| TASK PROMPT |
From the line containing "Give me a plain-text" down to the last line of the material, return those lines verbatim and only those.

| DATASET ROWS |
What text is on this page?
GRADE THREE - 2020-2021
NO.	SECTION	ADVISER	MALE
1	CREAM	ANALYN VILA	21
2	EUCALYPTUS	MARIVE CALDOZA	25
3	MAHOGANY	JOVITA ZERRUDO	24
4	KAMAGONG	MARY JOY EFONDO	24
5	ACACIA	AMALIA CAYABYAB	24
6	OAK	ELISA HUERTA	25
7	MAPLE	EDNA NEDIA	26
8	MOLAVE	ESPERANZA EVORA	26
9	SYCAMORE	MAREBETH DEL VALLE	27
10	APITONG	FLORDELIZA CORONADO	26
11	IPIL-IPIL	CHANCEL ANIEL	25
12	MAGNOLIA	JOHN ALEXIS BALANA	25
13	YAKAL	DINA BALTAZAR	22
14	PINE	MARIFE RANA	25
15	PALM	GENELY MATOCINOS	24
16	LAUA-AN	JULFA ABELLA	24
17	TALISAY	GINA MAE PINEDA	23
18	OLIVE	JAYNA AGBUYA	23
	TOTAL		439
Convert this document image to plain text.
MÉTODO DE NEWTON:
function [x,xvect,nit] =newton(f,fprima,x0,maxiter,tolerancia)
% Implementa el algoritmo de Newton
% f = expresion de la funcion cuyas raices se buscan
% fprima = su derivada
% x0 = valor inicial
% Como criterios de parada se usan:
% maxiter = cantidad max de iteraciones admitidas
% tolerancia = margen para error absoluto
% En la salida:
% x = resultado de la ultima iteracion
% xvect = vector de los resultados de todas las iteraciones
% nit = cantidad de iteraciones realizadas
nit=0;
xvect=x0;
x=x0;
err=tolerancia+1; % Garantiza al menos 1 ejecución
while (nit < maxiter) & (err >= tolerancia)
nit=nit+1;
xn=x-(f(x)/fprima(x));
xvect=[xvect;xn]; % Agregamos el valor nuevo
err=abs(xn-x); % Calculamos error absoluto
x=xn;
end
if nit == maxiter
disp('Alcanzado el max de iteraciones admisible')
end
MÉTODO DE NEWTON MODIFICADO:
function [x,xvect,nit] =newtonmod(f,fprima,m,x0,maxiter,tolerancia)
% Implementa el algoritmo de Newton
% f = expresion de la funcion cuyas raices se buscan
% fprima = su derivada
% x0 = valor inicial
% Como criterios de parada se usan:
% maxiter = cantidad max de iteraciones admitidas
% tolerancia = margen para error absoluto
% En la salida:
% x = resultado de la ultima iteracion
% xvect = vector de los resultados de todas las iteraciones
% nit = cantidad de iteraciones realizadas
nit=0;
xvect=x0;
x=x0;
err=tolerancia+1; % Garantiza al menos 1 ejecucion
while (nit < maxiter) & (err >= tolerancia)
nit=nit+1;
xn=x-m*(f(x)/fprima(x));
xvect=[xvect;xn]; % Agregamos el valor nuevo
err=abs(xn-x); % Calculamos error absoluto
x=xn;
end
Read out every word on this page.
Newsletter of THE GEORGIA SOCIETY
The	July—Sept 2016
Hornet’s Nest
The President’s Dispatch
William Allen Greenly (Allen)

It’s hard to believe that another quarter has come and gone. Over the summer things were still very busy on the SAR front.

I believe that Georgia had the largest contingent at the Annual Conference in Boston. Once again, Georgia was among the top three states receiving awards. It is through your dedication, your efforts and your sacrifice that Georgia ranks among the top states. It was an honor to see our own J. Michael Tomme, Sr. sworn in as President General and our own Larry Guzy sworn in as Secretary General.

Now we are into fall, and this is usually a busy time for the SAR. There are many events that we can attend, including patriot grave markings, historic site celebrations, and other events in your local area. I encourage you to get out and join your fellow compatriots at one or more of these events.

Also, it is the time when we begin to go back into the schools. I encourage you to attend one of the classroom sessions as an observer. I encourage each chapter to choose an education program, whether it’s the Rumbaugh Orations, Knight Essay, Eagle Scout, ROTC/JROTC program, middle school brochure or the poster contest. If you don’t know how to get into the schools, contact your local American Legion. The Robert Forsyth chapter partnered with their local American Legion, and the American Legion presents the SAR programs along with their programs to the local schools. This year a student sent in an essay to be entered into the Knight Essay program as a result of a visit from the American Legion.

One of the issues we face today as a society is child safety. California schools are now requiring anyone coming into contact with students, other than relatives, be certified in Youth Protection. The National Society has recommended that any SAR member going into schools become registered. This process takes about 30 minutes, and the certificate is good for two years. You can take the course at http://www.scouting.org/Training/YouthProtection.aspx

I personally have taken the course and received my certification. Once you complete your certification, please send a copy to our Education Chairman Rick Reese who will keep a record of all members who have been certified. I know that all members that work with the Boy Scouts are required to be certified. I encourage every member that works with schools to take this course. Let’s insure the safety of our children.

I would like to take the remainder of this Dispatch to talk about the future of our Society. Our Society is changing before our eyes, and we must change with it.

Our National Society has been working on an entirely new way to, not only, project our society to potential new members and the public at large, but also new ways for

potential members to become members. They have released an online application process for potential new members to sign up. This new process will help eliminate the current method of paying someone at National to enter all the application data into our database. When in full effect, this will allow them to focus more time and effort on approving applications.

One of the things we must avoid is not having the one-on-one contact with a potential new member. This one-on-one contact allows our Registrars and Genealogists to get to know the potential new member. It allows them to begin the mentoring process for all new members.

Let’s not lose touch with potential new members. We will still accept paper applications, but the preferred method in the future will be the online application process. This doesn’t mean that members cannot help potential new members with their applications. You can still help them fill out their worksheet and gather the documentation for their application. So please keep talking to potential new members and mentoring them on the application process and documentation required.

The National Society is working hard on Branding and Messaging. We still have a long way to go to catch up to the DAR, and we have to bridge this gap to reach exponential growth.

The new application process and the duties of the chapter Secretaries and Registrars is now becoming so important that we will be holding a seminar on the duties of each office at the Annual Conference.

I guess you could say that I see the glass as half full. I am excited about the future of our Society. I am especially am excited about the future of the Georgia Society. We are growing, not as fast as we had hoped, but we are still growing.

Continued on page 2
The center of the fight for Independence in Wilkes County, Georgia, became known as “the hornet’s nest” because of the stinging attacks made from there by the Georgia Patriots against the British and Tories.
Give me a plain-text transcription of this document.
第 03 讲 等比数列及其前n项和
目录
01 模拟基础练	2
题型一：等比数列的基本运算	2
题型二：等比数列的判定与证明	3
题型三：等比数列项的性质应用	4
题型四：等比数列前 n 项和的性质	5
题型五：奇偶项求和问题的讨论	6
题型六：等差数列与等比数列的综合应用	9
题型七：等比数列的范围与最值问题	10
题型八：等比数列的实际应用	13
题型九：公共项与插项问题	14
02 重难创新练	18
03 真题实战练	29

| TASK OUTPUT |
Give me a plain-text transcription of this document.
第 03 讲 等比数列及其前n项和
目录
01 模拟基础练	2
题型一：等比数列的基本运算	2
题型二：等比数列的判定与证明	3
题型三：等比数列项的性质应用	4
题型四：等比数列前 n 项和的性质	5
题型五：奇偶项求和问题的讨论	6
题型六：等差数列与等比数列的综合应用	9
题型七：等比数列的范围与最值问题	10
题型八：等比数列的实际应用	13
题型九：公共项与插项问题	14
02 重难创新练	18
03 真题实战练	29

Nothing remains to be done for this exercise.